Quote all of the entries word for word.

◇ ◇ ◇ ◇ ◇ ◇ ◇

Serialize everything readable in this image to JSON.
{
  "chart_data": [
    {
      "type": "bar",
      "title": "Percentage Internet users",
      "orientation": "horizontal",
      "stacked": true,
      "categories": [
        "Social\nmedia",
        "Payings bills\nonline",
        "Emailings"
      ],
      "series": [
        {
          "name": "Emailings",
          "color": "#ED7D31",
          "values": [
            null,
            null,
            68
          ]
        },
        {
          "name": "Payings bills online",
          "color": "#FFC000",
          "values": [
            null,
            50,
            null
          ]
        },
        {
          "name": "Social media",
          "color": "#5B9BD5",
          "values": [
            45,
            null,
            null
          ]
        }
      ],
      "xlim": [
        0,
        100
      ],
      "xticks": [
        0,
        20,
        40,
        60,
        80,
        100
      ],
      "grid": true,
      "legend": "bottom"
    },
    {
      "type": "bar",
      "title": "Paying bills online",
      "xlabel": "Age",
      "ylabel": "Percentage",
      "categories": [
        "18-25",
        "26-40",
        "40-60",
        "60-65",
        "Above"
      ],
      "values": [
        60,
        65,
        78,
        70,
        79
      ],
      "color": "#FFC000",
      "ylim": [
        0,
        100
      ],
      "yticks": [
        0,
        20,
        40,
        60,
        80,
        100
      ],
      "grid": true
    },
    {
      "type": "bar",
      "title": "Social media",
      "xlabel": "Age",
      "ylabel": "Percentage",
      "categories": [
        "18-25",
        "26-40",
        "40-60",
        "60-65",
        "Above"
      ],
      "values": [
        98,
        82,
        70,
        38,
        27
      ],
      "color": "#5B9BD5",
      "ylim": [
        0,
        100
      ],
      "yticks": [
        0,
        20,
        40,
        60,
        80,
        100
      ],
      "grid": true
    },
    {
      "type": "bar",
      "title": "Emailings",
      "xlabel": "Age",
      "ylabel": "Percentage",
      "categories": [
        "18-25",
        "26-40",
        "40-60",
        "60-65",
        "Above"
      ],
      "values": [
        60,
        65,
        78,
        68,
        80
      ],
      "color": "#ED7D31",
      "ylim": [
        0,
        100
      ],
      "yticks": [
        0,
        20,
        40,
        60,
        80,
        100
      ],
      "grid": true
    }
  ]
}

◇ ◇ ◇ ◇ ◇ ◇ ◇

_TASK RESPONSE_
Serialize everything readable in this image to JSON.
{
  "chart_data": [
    {
      "type": "bar",
      "title": "Percentage Internet users",
      "orientation": "horizontal",
      "stacked": true,
      "categories": [
        "Social\nmedia",
        "Payings bills\nonline",
        "Emailings"
      ],
      "series": [
        {
          "name": "Emailings",
          "color": "#ED7D31",
          "values": [
            null,
            null,
            68
          ]
        },
        {
          "name": "Payings bills online",
          "color": "#FFC000",
          "values": [
            null,
            50,
            null
          ]
        },
        {
          "name": "Social media",
          "color": "#5B9BD5",
          "values": [
            45,
            null,
            null
          ]
        }
      ],
      "xlim": [
        0,
        100
      ],
      "xticks": [
        0,
        20,
        40,
        60,
        80,
        100
      ],
      "grid": true,
      "legend": "bottom"
    },
    {
      "type": "bar",
      "title": "Paying bills online",
      "xlabel": "Age",
      "ylabel": "Percentage",
      "categories": [
        "18-25",
        "26-40",
        "40-60",
        "60-65",
        "Above"
      ],
      "values": [
        60,
        65,
        78,
        70,
        79
      ],
      "color": "#FFC000",
      "ylim": [
        0,
        100
      ],
      "yticks": [
        0,
        20,
        40,
        60,
        80,
        100
      ],
      "grid": true
    },
    {
      "type": "bar",
      "title": "Social media",
      "xlabel": "Age",
      "ylabel": "Percentage",
      "categories": [
        "18-25",
        "26-40",
        "40-60",
        "60-65",
        "Above"
      ],
      "values": [
        98,
        82,
        70,
        38,
        27
      ],
      "color": "#5B9BD5",
      "ylim": [
        0,
        100
      ],
      "yticks": [
        0,
        20,
        40,
        60,
        80,
        100
      ],
      "grid": true
    },
    {
      "type": "bar",
      "title": "Emailings",
      "xlabel": "Age",
      "ylabel": "Percentage",
      "categories": [
        "18-25",
        "26-40",
        "40-60",
        "60-65",
        "Above"
      ],
      "values": [
        60,
        65,
        78,
        68,
        80
      ],
      "color": "#ED7D31",
      "ylim": [
        0,
        100
      ],
      "yticks": [
        0,
        20,
        40,
        60,
        80,
        100
      ],
      "grid": true
    }
  ]
}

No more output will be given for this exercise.